● **EXERCISE DATA**
========
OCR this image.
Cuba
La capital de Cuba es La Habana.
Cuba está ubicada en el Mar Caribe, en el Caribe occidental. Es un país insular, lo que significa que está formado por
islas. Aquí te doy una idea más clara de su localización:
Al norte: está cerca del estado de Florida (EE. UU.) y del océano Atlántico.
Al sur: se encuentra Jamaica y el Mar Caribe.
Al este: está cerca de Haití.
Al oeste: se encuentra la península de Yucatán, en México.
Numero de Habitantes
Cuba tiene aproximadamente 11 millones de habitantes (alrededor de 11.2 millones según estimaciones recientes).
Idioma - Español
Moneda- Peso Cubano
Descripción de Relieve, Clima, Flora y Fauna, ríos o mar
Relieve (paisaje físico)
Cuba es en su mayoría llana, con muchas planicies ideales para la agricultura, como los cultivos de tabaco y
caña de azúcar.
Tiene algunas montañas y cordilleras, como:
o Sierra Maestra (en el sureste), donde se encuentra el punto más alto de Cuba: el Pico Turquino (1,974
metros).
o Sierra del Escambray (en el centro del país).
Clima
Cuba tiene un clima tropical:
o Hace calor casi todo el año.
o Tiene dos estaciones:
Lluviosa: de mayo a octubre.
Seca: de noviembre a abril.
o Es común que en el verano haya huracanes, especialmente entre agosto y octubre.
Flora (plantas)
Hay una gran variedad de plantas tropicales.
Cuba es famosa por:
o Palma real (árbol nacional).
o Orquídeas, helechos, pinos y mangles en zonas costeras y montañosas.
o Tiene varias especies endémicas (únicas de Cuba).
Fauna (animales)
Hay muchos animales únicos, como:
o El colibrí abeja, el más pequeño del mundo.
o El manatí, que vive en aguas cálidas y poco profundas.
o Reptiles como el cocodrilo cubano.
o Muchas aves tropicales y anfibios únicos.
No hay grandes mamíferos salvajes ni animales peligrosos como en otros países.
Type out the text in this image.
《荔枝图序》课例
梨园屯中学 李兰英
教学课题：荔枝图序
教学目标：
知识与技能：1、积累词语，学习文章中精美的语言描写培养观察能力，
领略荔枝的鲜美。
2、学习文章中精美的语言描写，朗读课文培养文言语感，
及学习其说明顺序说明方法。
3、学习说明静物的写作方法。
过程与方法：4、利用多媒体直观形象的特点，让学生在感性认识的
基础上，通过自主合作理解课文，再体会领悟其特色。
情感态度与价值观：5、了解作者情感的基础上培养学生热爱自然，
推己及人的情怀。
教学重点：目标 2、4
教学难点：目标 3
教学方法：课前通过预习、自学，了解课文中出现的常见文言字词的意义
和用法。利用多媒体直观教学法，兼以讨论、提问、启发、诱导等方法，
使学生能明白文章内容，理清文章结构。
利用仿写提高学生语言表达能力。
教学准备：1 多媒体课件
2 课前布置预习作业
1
========
In the entries above, identify every line with the string "Sierra".

o Sierra Maestra (en el sureste), donde se encuentra el punto más alto de Cuba: el Pico Turquino (1,974
o Sierra del Escambray (en el centro del país).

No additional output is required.